# Instructions for the task
How many lines in the listing below include the word "subtitle"? Reply with the count alone.

# Exercise material
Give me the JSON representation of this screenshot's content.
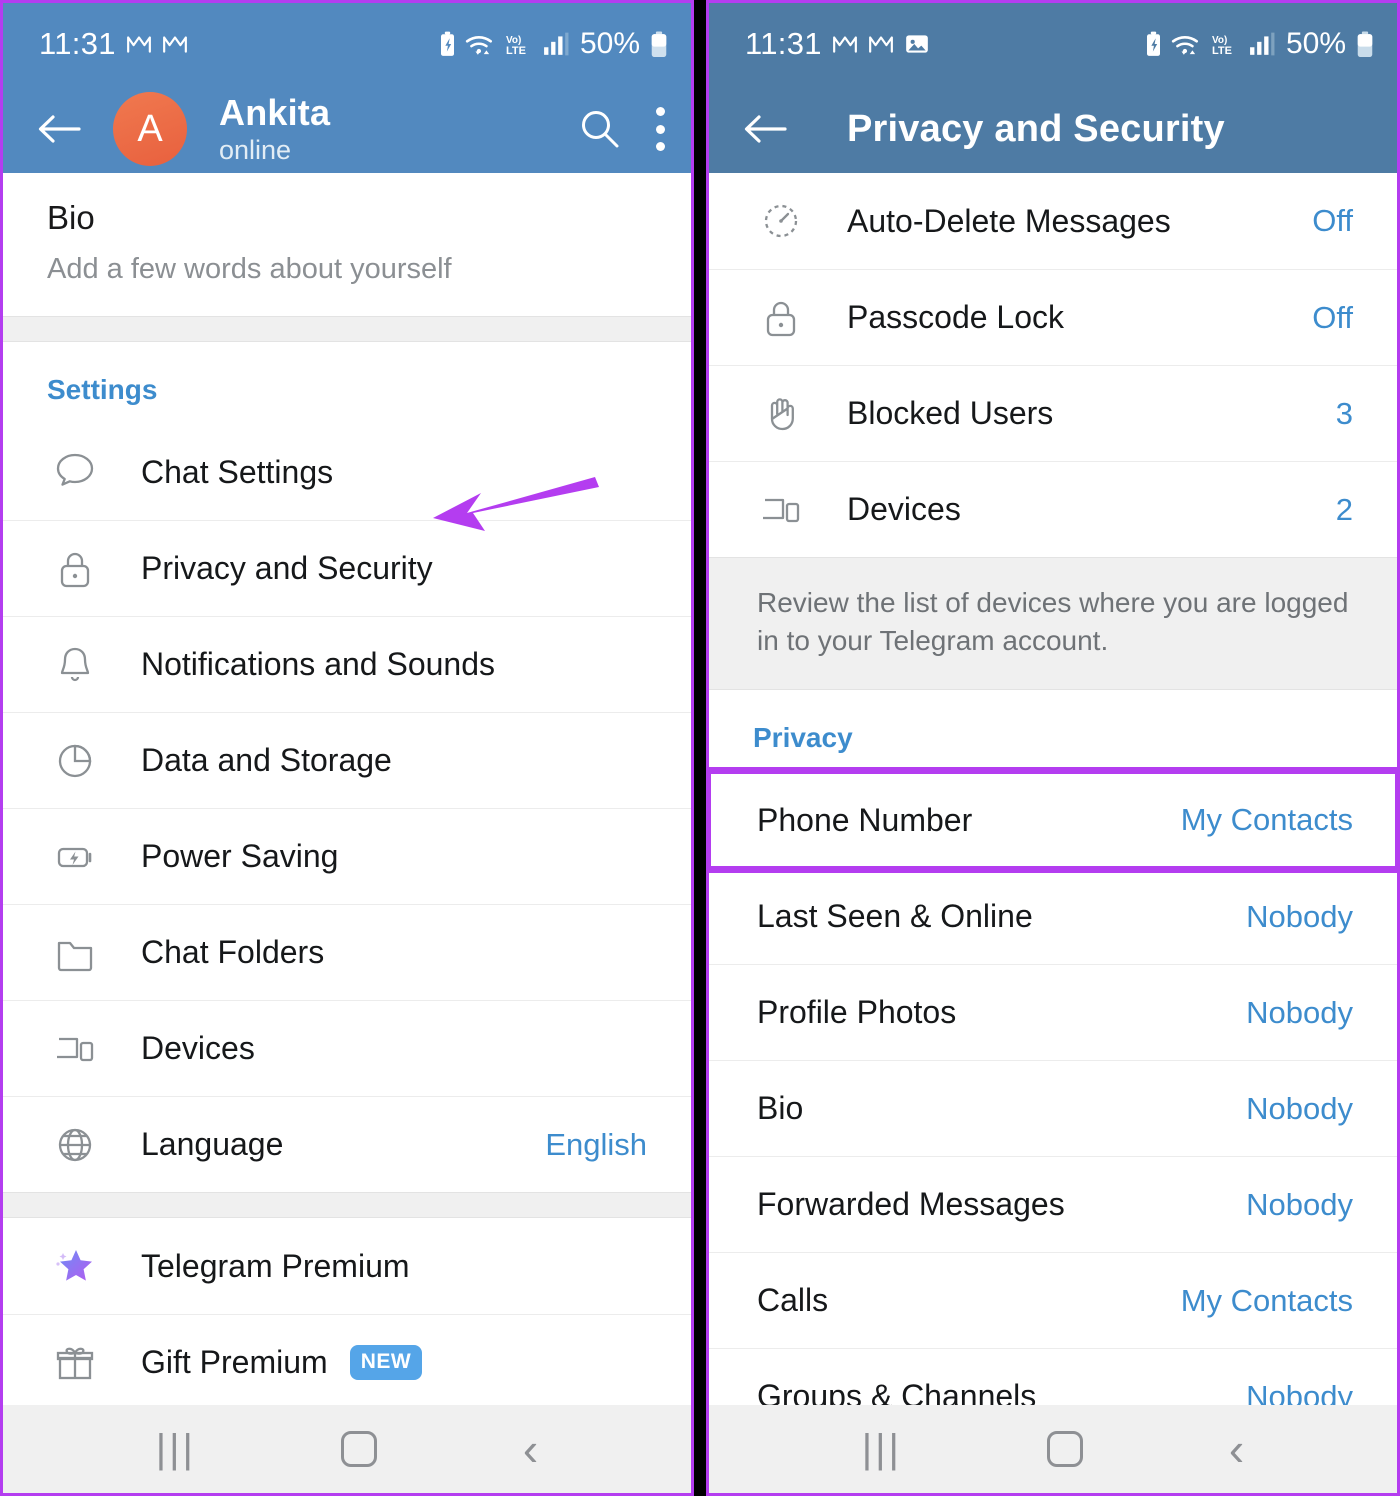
{
  "theme": {
    "header_left_bg": "#5289bf",
    "header_right_bg": "#4e7ba4",
    "accent_blue": "#3d8ccd",
    "highlight_purple": "#b43df0",
    "avatar_bg": "#e8603e",
    "badge_blue": "#55a5e8"
  },
  "left_screen": {
    "status_bar": {
      "time": "11:31",
      "battery_percent": "50%",
      "network": "LTE",
      "icons": [
        "gmail-icon",
        "gmail-icon",
        "battery-saver-icon",
        "wifi-icon",
        "volte-icon",
        "signal-icon",
        "battery-icon"
      ]
    },
    "app_bar": {
      "back_label": "Back",
      "avatar_initial": "A",
      "title": "Ankita",
      "subtitle": "online",
      "search_label": "Search",
      "menu_label": "More options"
    },
    "bio": {
      "title": "Bio",
      "subtitle": "Add a few words about yourself"
    },
    "settings_section": {
      "header": "Settings",
      "items": [
        {
          "icon": "chat-bubble-icon",
          "label": "Chat Settings",
          "value": ""
        },
        {
          "icon": "lock-icon",
          "label": "Privacy and Security",
          "value": ""
        },
        {
          "icon": "bell-icon",
          "label": "Notifications and Sounds",
          "value": ""
        },
        {
          "icon": "pie-chart-icon",
          "label": "Data and Storage",
          "value": ""
        },
        {
          "icon": "battery-bolt-icon",
          "label": "Power Saving",
          "value": ""
        },
        {
          "icon": "folder-icon",
          "label": "Chat Folders",
          "value": ""
        },
        {
          "icon": "devices-icon",
          "label": "Devices",
          "value": ""
        },
        {
          "icon": "globe-icon",
          "label": "Language",
          "value": "English"
        }
      ]
    },
    "premium_section": {
      "items": [
        {
          "icon": "premium-star-icon",
          "label": "Telegram Premium",
          "badge": ""
        },
        {
          "icon": "gift-icon",
          "label": "Gift Premium",
          "badge": "NEW"
        }
      ]
    },
    "annotation": {
      "type": "arrow",
      "points_to": "Privacy and Security"
    },
    "nav_bar": {
      "recents": "|||",
      "home": "home-icon",
      "back": "‹"
    }
  },
  "right_screen": {
    "status_bar": {
      "time": "11:31",
      "battery_percent": "50%",
      "network": "LTE",
      "icons": [
        "gmail-icon",
        "gmail-icon",
        "image-icon",
        "battery-saver-icon",
        "wifi-icon",
        "volte-icon",
        "signal-icon",
        "battery-icon"
      ]
    },
    "app_bar": {
      "back_label": "Back",
      "title": "Privacy and Security"
    },
    "security_section": {
      "items": [
        {
          "icon": "auto-delete-timer-icon",
          "label": "Auto-Delete Messages",
          "value": "Off"
        },
        {
          "icon": "lock-icon",
          "label": "Passcode Lock",
          "value": "Off"
        },
        {
          "icon": "hand-stop-icon",
          "label": "Blocked Users",
          "value": "3"
        },
        {
          "icon": "devices-icon",
          "label": "Devices",
          "value": "2"
        }
      ],
      "note": "Review the list of devices where you are logged in to your Telegram account."
    },
    "privacy_section": {
      "header": "Privacy",
      "items": [
        {
          "label": "Phone Number",
          "value": "My Contacts",
          "highlighted": true
        },
        {
          "label": "Last Seen & Online",
          "value": "Nobody",
          "highlighted": false
        },
        {
          "label": "Profile Photos",
          "value": "Nobody",
          "highlighted": false
        },
        {
          "label": "Bio",
          "value": "Nobody",
          "highlighted": false
        },
        {
          "label": "Forwarded Messages",
          "value": "Nobody",
          "highlighted": false
        },
        {
          "label": "Calls",
          "value": "My Contacts",
          "highlighted": false
        },
        {
          "label": "Groups & Channels",
          "value": "Nobody",
          "highlighted": false
        }
      ]
    },
    "nav_bar": {
      "recents": "|||",
      "home": "home-icon",
      "back": "‹"
    }
  }
}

# Response for this exercise
2